Leave the pictures out and transcribe every record exactly.
— Begin RECORDS FOR THIS TASK —
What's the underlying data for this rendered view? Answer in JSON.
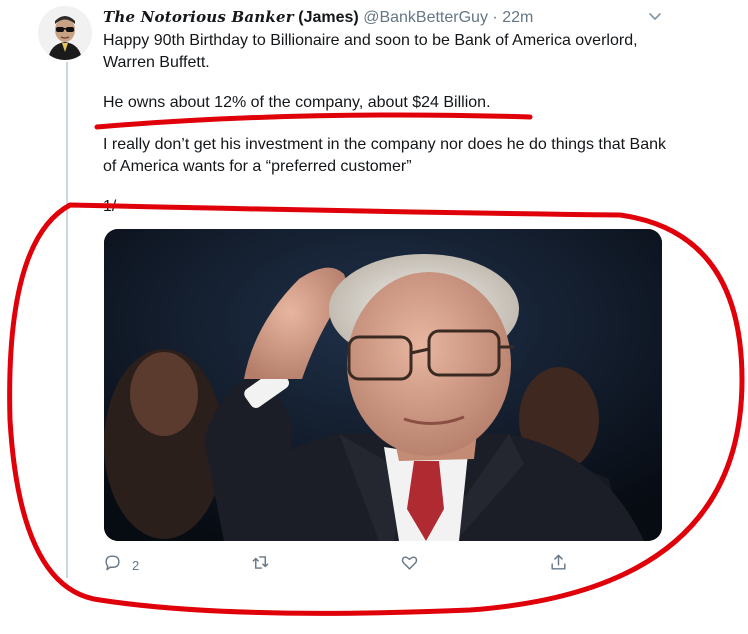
{
  "tweet": {
    "display_name_styled": "The Notorious Banker",
    "display_name_suffix": "(James)",
    "handle": "@BankBetterGuy",
    "separator": "·",
    "time": "22m",
    "paragraphs": [
      "Happy 90th Birthday to Billionaire and soon to be Bank of America overlord, Warren Buffett.",
      "He owns about 12% of the company, about $24 Billion.",
      "I really don’t get his investment in the company nor does he do things that Bank of America wants for a “preferred customer”",
      "1/"
    ]
  },
  "actions": {
    "reply_count": "2",
    "retweet_count": "",
    "like_count": ""
  },
  "icons": {
    "menu": "chevron-down-icon",
    "reply": "reply-icon",
    "retweet": "retweet-icon",
    "like": "heart-icon",
    "share": "share-icon"
  },
  "colors": {
    "annotation": "#e0000a",
    "secondary_text": "#657786",
    "thread_line": "#ccd6dd"
  }
}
— End RECORDS FOR THIS TASK —
*RESULT BELOW*.
What's the underlying data for this rendered view? Answer in JSON.
{
  "tweet": {
    "display_name_styled": "The Notorious Banker",
    "display_name_suffix": "(James)",
    "handle": "@BankBetterGuy",
    "separator": "·",
    "time": "22m",
    "paragraphs": [
      "Happy 90th Birthday to Billionaire and soon to be Bank of America overlord, Warren Buffett.",
      "He owns about 12% of the company, about $24 Billion.",
      "I really don’t get his investment in the company nor does he do things that Bank of America wants for a “preferred customer”",
      "1/"
    ]
  },
  "actions": {
    "reply_count": "2",
    "retweet_count": "",
    "like_count": ""
  },
  "icons": {
    "menu": "chevron-down-icon",
    "reply": "reply-icon",
    "retweet": "retweet-icon",
    "like": "heart-icon",
    "share": "share-icon"
  },
  "colors": {
    "annotation": "#e0000a",
    "secondary_text": "#657786",
    "thread_line": "#ccd6dd"
  }
}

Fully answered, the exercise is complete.